● **TASK**: Copy nothing but the lines from the one containing "Convert this screenshot" through the last line of the records, repeated exactly and without pictures.

● **INPUT RECORDS**:
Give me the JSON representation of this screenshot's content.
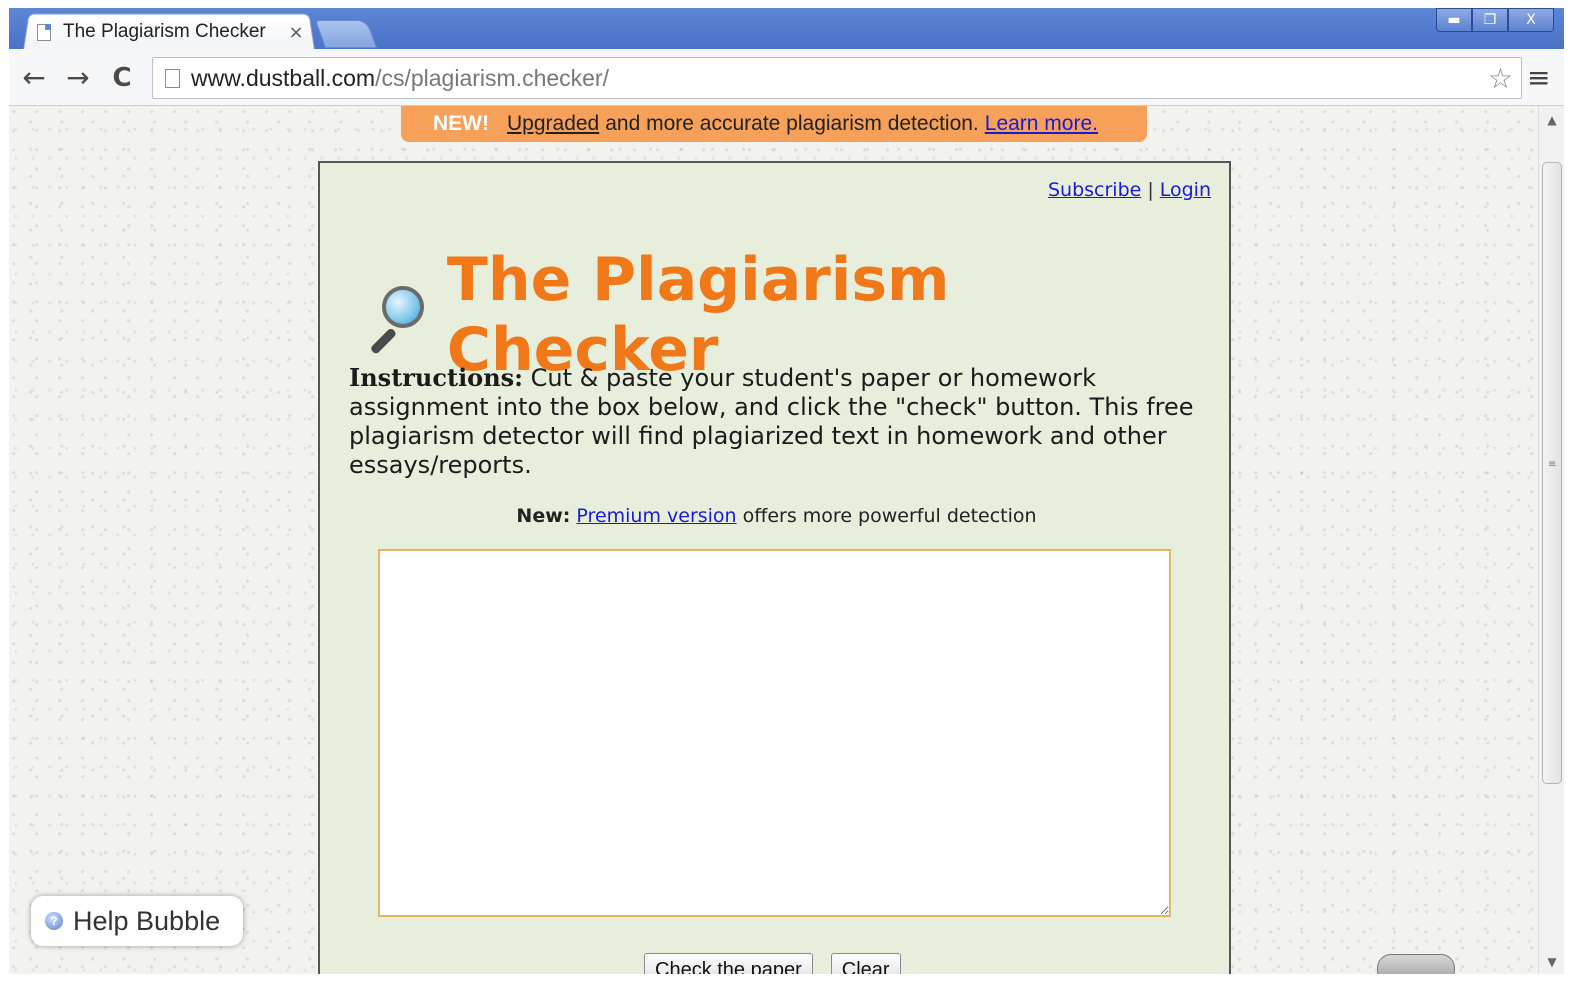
{
  "browser": {
    "tab_title": "The Plagiarism Checker",
    "tab_close": "×",
    "url_domain": "www.dustball.com",
    "url_path": "/cs/plagiarism.checker/",
    "back_glyph": "←",
    "forward_glyph": "→",
    "reload_glyph": "C",
    "star_glyph": "☆",
    "menu_glyph": "≡",
    "win_min": "▬",
    "win_max": "❐",
    "win_close": "X"
  },
  "banner": {
    "new": "NEW!",
    "upgraded": "Upgraded",
    "middle": "and more accurate plagiarism detection.",
    "learn_more": "Learn more."
  },
  "account": {
    "subscribe": "Subscribe",
    "separator": "|",
    "login": "Login"
  },
  "header": {
    "title": "The Plagiarism Checker"
  },
  "instructions": {
    "label": "Instructions:",
    "text": " Cut & paste your student's paper or homework assignment into the box below, and click the \"check\" button. This free plagiarism detector will find plagiarized text in homework and other essays/reports."
  },
  "premium": {
    "label": "New:",
    "link": "Premium version",
    "text": " offers more powerful detection"
  },
  "form": {
    "paper_value": "",
    "check_button": "Check the paper",
    "clear_button": "Clear"
  },
  "help": {
    "label": "Help Bubble",
    "icon": "?"
  },
  "scroll": {
    "up": "▲",
    "down": "▼",
    "grip": "≡"
  },
  "colors": {
    "title_orange": "#f07819",
    "banner_orange": "#f6a05a",
    "panel_green": "#e7eedb",
    "link_blue": "#1a1ad6"
  }
}
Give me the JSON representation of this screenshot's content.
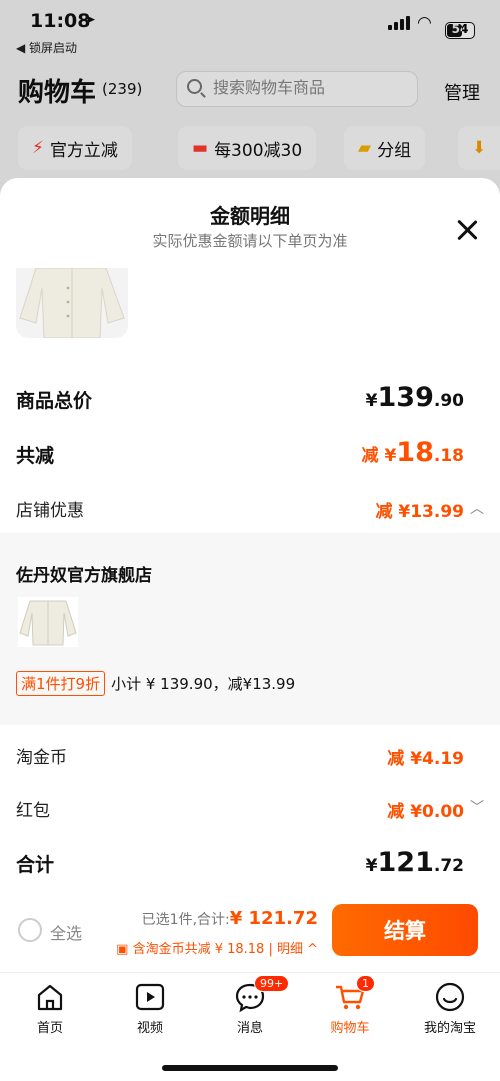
{
  "status": {
    "time": "11:08",
    "back_label": "◀ 锁屏启动",
    "battery": "54"
  },
  "header": {
    "title": "购物车",
    "count": "(239)",
    "search_placeholder": "搜索购物车商品",
    "manage": "管理",
    "chips": [
      "官方立减",
      "每300减30",
      "分组"
    ]
  },
  "sheet": {
    "title": "金额明细",
    "subtitle": "实际优惠金额请以下单页为准",
    "total_label": "商品总价",
    "total_currency": "¥",
    "total_int": "139",
    "total_dec": ".90",
    "reduce_label": "共减",
    "reduce_prefix": "减 ¥",
    "reduce_int": "18",
    "reduce_dec": ".18",
    "shop_label": "店铺优惠",
    "shop_value": "减 ¥13.99",
    "store_name": "佐丹奴官方旗舰店",
    "promo_tag": "满1件打9折",
    "promo_text": "小计 ¥ 139.90，减¥13.99",
    "coin_label": "淘金币",
    "coin_value": "减 ¥4.19",
    "redpack_label": "红包",
    "redpack_value": "减 ¥0.00",
    "sum_label": "合计",
    "sum_currency": "¥",
    "sum_int": "121",
    "sum_dec": ".72"
  },
  "action": {
    "select_all": "全选",
    "selected_text": "已选1件,合计:",
    "selected_sum": "¥ 121.72",
    "coin_line": "含淘金币共减 ¥ 18.18 | 明细 ^",
    "checkout": "结算"
  },
  "tabs": [
    {
      "label": "首页"
    },
    {
      "label": "视频"
    },
    {
      "label": "消息",
      "badge": "99+"
    },
    {
      "label": "购物车",
      "badge": "1"
    },
    {
      "label": "我的淘宝"
    }
  ],
  "colors": {
    "accent": "#ff5000"
  }
}
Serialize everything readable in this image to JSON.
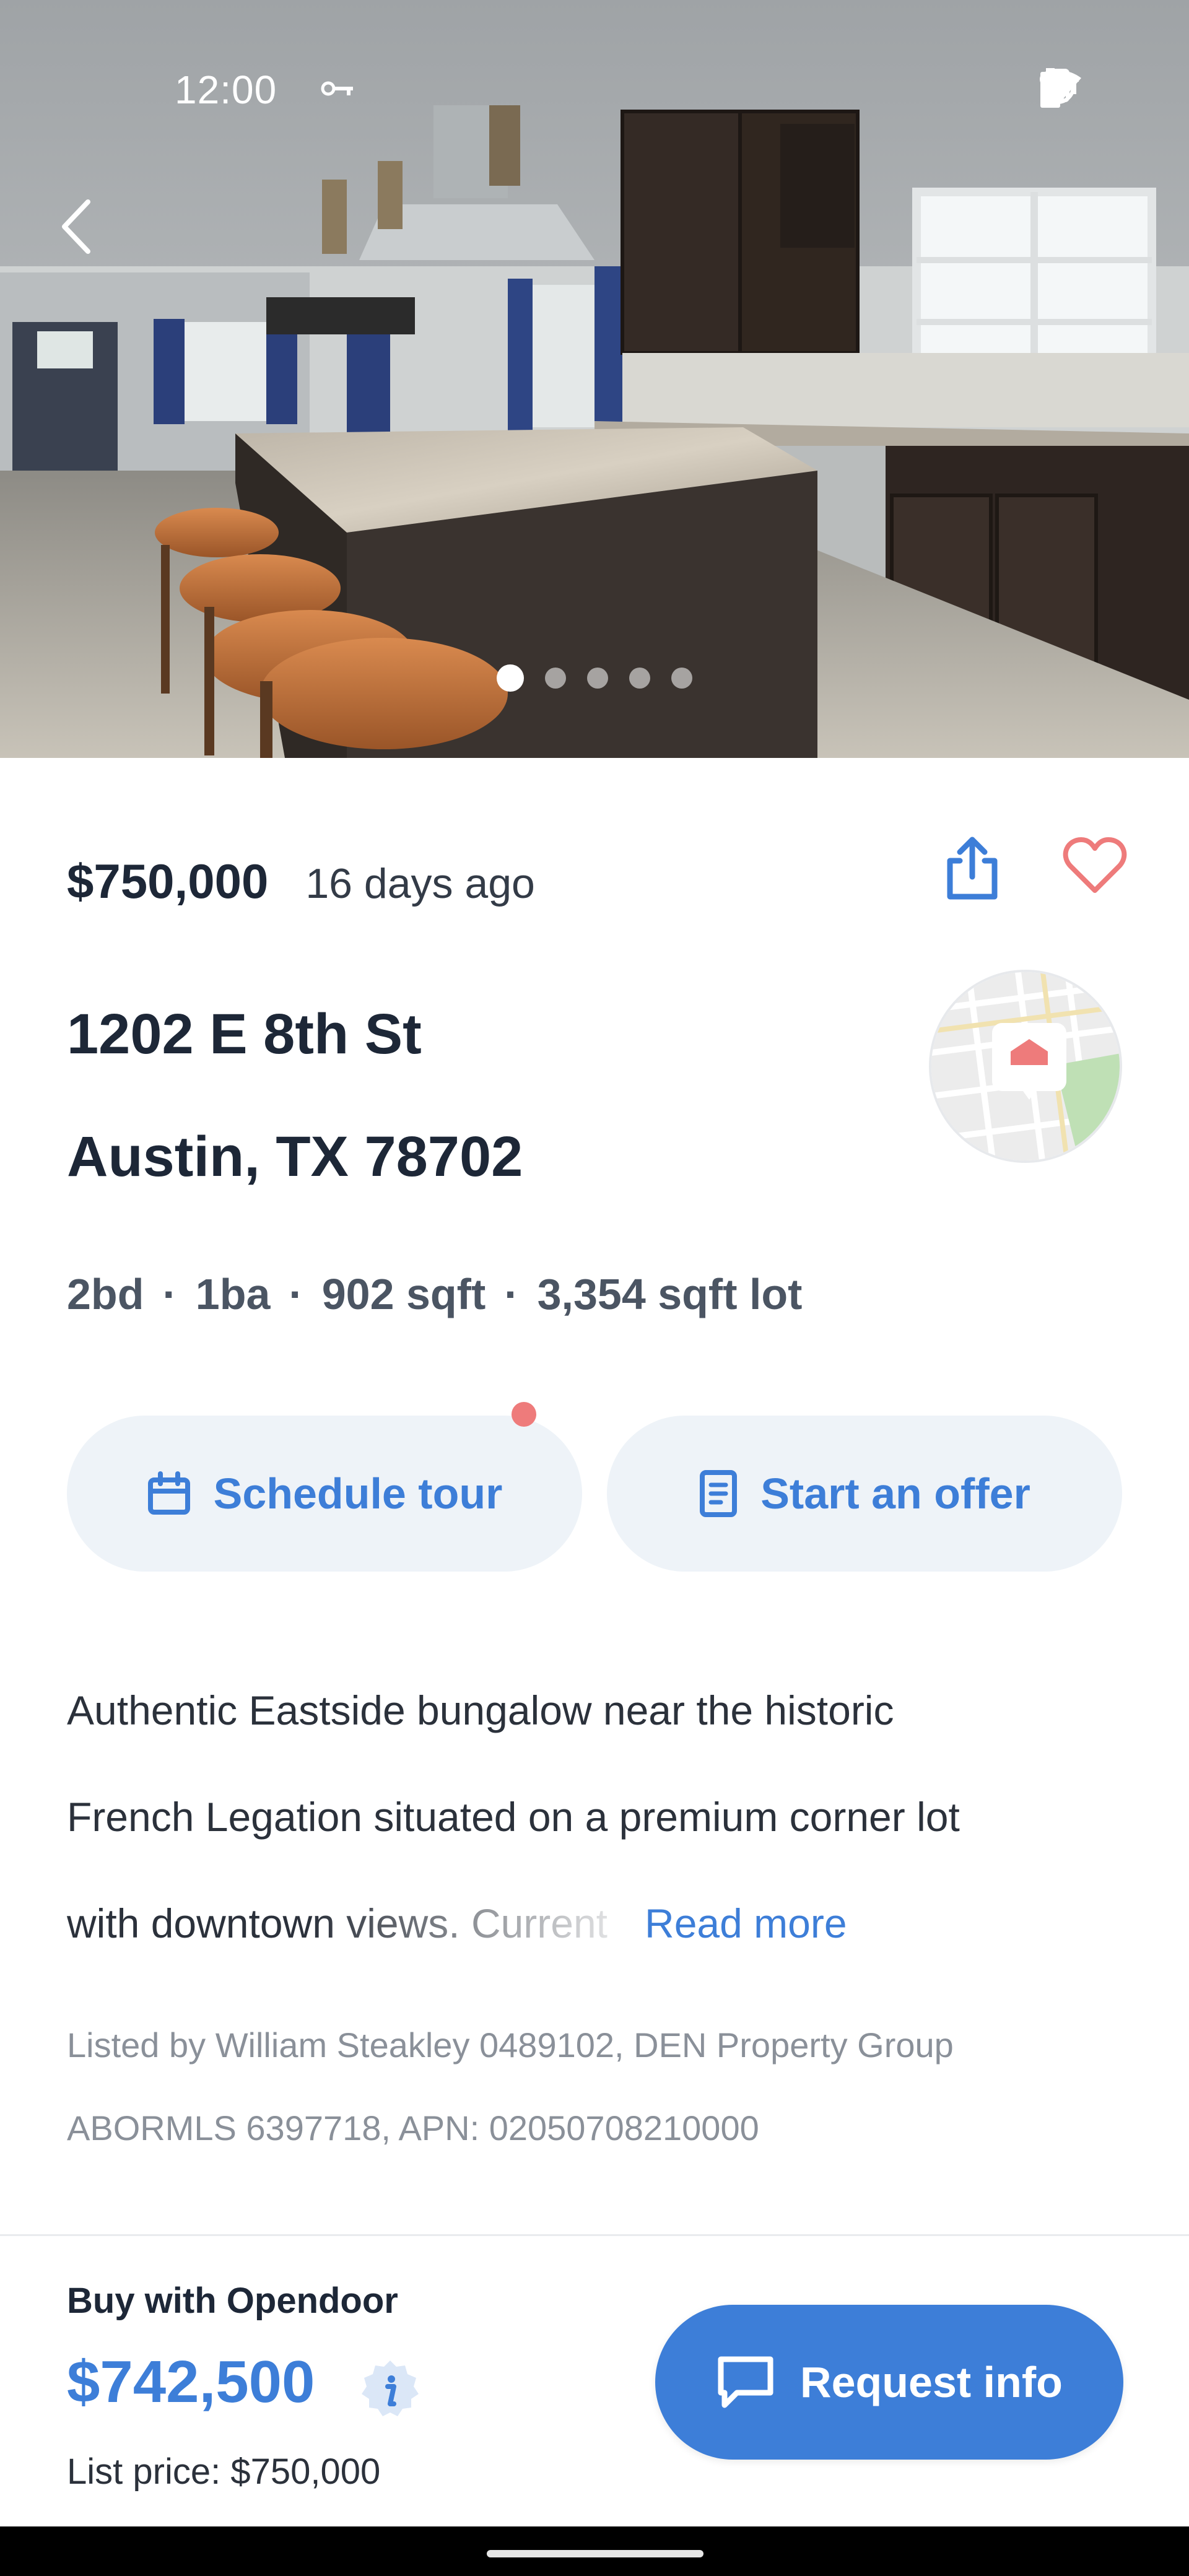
{
  "status_bar": {
    "time": "12:00",
    "icons": [
      "key-icon",
      "vpn-key-icon",
      "vibrate-icon",
      "do-not-disturb-icon",
      "wifi-icon",
      "battery-icon"
    ]
  },
  "gallery": {
    "photo_count": 5,
    "active_index": 1
  },
  "listing": {
    "price": "$750,000",
    "age": "16 days ago",
    "address_line1": "1202 E 8th St",
    "address_line2": "Austin, TX 78702",
    "beds": "2bd",
    "baths": "1ba",
    "sqft": "902 sqft",
    "lot": "3,354 sqft lot",
    "separator": "·"
  },
  "actions": {
    "schedule_tour": "Schedule tour",
    "start_offer": "Start an offer"
  },
  "description": {
    "line1": "Authentic Eastside bungalow near the historic",
    "line2": "French Legation situated on a premium corner lot",
    "line3": "with downtown views. Current",
    "read_more": "Read more"
  },
  "listing_info": {
    "listed_by": "Listed by William Steakley 0489102, DEN Property Group",
    "mls": "ABORMLS 6397718, APN: 02050708210000"
  },
  "opendoor": {
    "label": "Buy with Opendoor",
    "price": "$742,500",
    "list_price": "List price: $750,000",
    "request_button": "Request info"
  },
  "colors": {
    "accent_blue": "#3d7ed8",
    "heart_red": "#ee7b7b",
    "pill_bg": "#eef3f8",
    "text_dark": "#1d2737"
  }
}
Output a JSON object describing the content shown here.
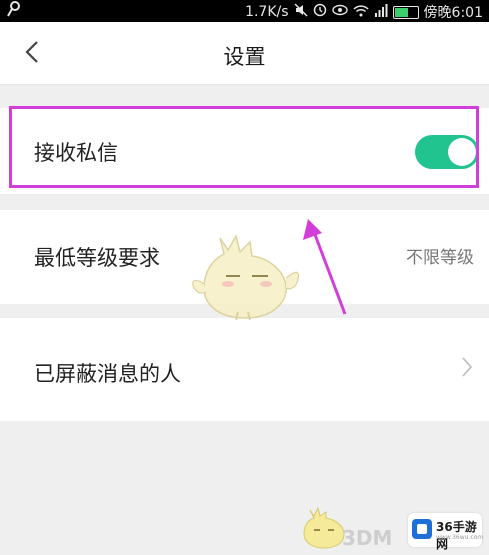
{
  "status_bar": {
    "speed": "1.7K/s",
    "time": "傍晚6:01",
    "icons": [
      "key-icon",
      "mute-icon",
      "alarm-icon",
      "eye-icon",
      "wifi-icon",
      "signal-icon",
      "battery-icon"
    ]
  },
  "header": {
    "title": "设置",
    "back_icon": "chevron-left-icon"
  },
  "settings": {
    "receive_messages": {
      "label": "接收私信",
      "enabled": true
    },
    "min_level": {
      "label": "最低等级要求",
      "value": "不限等级"
    },
    "blocked_users": {
      "label": "已屏蔽消息的人",
      "icon": "chevron-right-icon"
    }
  },
  "watermark": {
    "brand": "3DM",
    "badge_text": "36手游网",
    "badge_sub": "www.36wu.com"
  },
  "colors": {
    "toggle_on": "#21c38f",
    "highlight": "#d43ed8",
    "background": "#efefef"
  }
}
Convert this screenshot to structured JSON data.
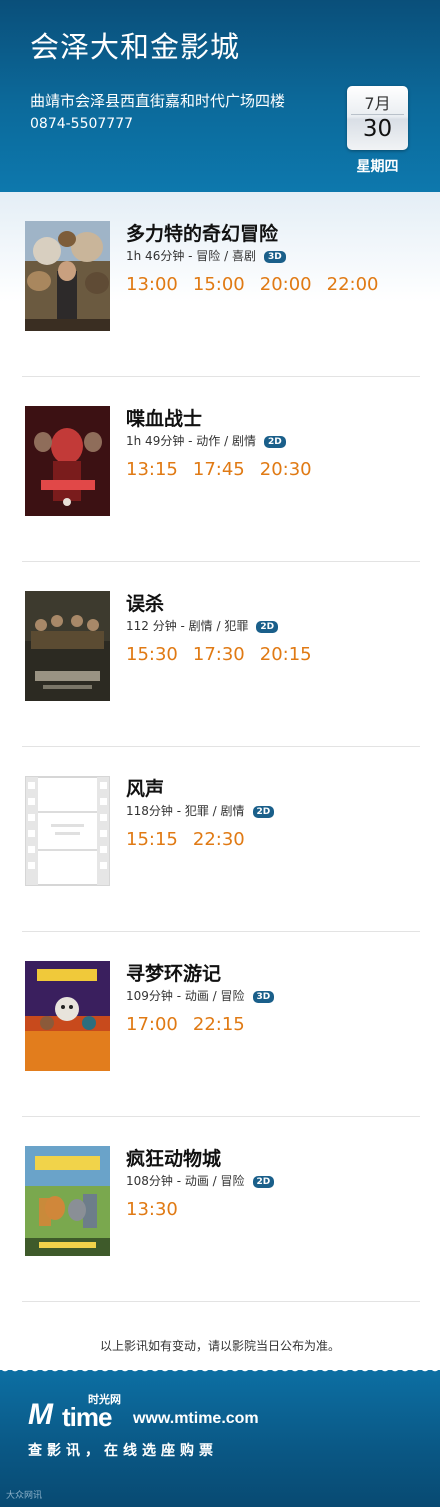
{
  "cinema": {
    "name": "会泽大和金影城",
    "address": "曲靖市会泽县西直街嘉和时代广场四楼",
    "phone": "0874-5507777"
  },
  "date": {
    "month": "7月",
    "day": "30",
    "weekday": "星期四"
  },
  "movies": [
    {
      "title": "多力特的奇幻冒险",
      "meta": "1h 46分钟 - 冒险 / 喜剧",
      "format": "3D",
      "times": [
        "13:00",
        "15:00",
        "20:00",
        "22:00"
      ]
    },
    {
      "title": "喋血战士",
      "meta": "1h 49分钟 - 动作 / 剧情",
      "format": "2D",
      "times": [
        "13:15",
        "17:45",
        "20:30"
      ]
    },
    {
      "title": "误杀",
      "meta": "112 分钟 - 剧情 / 犯罪",
      "format": "2D",
      "times": [
        "15:30",
        "17:30",
        "20:15"
      ]
    },
    {
      "title": "风声",
      "meta": "118分钟 - 犯罪 / 剧情",
      "format": "2D",
      "times": [
        "15:15",
        "22:30"
      ]
    },
    {
      "title": "寻梦环游记",
      "meta": "109分钟 - 动画 / 冒险",
      "format": "3D",
      "times": [
        "17:00",
        "22:15"
      ]
    },
    {
      "title": "疯狂动物城",
      "meta": "108分钟 - 动画 / 冒险",
      "format": "2D",
      "times": [
        "13:30"
      ]
    }
  ],
  "notice": "以上影讯如有变动，请以影院当日公布为准。",
  "footer": {
    "logo_m": "M",
    "logo_time": "time",
    "logo_cn": "时光网",
    "site": "www.mtime.com",
    "slogan": "查影讯，在线选座购票",
    "watermark": "大众网讯"
  },
  "colors": {
    "header_blue": "#0c6a9b",
    "showtime_orange": "#e07a14",
    "badge_blue": "#1a5f8a"
  }
}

● **FINAL RESULT**:
Convert this screenshot to structured JSON data.
{
  "cinema": {
    "name": "会泽大和金影城",
    "address": "曲靖市会泽县西直街嘉和时代广场四楼",
    "phone": "0874-5507777"
  },
  "date": {
    "month": "7月",
    "day": "30",
    "weekday": "星期四"
  },
  "movies": [
    {
      "title": "多力特的奇幻冒险",
      "meta": "1h 46分钟 - 冒险 / 喜剧",
      "format": "3D",
      "times": [
        "13:00",
        "15:00",
        "20:00",
        "22:00"
      ]
    },
    {
      "title": "喋血战士",
      "meta": "1h 49分钟 - 动作 / 剧情",
      "format": "2D",
      "times": [
        "13:15",
        "17:45",
        "20:30"
      ]
    },
    {
      "title": "误杀",
      "meta": "112 分钟 - 剧情 / 犯罪",
      "format": "2D",
      "times": [
        "15:30",
        "17:30",
        "20:15"
      ]
    },
    {
      "title": "风声",
      "meta": "118分钟 - 犯罪 / 剧情",
      "format": "2D",
      "times": [
        "15:15",
        "22:30"
      ]
    },
    {
      "title": "寻梦环游记",
      "meta": "109分钟 - 动画 / 冒险",
      "format": "3D",
      "times": [
        "17:00",
        "22:15"
      ]
    },
    {
      "title": "疯狂动物城",
      "meta": "108分钟 - 动画 / 冒险",
      "format": "2D",
      "times": [
        "13:30"
      ]
    }
  ],
  "notice": "以上影讯如有变动，请以影院当日公布为准。",
  "footer": {
    "logo_m": "M",
    "logo_time": "time",
    "logo_cn": "时光网",
    "site": "www.mtime.com",
    "slogan": "查影讯，在线选座购票",
    "watermark": "大众网讯"
  },
  "colors": {
    "header_blue": "#0c6a9b",
    "showtime_orange": "#e07a14",
    "badge_blue": "#1a5f8a"
  }
}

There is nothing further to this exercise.